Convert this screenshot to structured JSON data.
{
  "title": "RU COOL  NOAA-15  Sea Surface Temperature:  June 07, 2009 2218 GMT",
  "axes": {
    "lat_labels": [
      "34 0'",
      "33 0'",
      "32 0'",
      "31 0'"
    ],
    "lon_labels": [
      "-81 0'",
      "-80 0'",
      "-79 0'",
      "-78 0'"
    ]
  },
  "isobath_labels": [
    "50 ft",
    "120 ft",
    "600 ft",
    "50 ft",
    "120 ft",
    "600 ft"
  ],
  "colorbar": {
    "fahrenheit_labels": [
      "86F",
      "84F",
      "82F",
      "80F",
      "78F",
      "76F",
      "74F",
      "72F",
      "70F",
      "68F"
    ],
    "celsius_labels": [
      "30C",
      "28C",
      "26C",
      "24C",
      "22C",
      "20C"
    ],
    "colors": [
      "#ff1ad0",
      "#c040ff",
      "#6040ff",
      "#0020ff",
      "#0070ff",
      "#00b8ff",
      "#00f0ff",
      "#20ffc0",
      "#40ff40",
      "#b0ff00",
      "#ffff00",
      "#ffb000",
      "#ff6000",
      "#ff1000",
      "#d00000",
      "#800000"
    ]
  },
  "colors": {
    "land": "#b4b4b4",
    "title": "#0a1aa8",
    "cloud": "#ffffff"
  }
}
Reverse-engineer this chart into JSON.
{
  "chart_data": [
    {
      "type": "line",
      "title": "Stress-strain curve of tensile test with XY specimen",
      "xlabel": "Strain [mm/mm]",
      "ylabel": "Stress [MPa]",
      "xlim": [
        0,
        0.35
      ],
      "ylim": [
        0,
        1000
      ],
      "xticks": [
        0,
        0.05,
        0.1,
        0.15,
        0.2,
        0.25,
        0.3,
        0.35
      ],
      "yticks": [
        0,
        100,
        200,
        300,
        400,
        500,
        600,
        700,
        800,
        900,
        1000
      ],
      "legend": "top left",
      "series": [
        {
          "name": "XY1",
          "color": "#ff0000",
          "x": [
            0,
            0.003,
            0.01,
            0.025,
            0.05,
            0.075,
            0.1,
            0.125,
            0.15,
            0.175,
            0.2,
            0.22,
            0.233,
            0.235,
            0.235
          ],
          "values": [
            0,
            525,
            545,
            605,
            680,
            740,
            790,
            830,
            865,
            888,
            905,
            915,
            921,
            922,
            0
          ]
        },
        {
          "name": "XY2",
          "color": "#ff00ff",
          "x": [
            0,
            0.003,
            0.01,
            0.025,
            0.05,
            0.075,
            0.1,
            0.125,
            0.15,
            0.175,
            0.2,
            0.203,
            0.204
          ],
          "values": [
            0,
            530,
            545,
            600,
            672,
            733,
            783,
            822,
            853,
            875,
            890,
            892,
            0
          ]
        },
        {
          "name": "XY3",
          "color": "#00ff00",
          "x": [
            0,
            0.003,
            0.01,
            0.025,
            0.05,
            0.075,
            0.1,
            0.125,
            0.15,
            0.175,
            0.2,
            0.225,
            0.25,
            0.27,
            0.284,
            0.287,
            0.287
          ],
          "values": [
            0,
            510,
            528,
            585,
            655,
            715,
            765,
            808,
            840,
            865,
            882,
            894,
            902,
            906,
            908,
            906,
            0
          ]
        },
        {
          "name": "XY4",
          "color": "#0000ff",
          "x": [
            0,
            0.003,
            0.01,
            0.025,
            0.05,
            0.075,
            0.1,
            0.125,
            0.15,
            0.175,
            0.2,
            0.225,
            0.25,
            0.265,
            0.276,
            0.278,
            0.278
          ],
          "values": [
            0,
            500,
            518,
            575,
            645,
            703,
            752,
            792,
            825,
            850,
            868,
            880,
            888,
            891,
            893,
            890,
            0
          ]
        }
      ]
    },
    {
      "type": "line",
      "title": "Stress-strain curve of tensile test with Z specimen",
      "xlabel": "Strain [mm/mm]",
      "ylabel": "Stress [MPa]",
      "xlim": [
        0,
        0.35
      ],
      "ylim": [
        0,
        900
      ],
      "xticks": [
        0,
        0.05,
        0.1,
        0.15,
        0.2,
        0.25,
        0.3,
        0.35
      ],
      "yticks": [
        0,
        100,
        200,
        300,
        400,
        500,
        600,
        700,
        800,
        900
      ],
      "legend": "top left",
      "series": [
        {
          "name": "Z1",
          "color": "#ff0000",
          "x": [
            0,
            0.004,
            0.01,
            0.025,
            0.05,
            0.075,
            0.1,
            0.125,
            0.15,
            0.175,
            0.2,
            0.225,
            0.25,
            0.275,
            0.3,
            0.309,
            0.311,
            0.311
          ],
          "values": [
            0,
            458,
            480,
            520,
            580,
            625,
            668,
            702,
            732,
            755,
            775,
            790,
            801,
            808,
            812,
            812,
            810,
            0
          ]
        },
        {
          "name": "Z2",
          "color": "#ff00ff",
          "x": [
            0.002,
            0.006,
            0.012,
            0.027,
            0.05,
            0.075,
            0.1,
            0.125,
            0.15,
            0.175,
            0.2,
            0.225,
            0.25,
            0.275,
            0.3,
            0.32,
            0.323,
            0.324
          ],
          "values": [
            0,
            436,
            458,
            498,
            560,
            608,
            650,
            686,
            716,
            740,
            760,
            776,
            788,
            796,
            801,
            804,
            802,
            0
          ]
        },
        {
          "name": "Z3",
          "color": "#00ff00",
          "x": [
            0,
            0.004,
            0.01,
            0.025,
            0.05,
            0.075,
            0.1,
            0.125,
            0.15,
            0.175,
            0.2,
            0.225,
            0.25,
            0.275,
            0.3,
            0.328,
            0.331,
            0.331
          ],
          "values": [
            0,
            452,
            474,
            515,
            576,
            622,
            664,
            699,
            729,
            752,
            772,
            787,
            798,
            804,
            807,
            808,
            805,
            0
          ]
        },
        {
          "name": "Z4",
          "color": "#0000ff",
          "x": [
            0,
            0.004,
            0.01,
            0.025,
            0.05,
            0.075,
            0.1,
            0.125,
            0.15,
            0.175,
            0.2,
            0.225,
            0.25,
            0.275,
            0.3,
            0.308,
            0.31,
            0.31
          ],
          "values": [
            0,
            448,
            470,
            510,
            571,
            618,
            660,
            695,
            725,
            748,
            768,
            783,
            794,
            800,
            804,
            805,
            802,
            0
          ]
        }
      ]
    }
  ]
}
----
▶ [WHAT IS EXPECTED]: Which lines hold the word "title"? Return all of them from the records above.

▶ [ANSWER BELOW]:
  "title": "RU COOL  NOAA-15  Sea Surface Temperature:  June 07, 2009 2218 GMT",
    "title": "#0a1aa8",
      "title": "Stress-strain curve of tensile test with XY specimen",
      "title": "Stress-strain curve of tensile test with Z specimen",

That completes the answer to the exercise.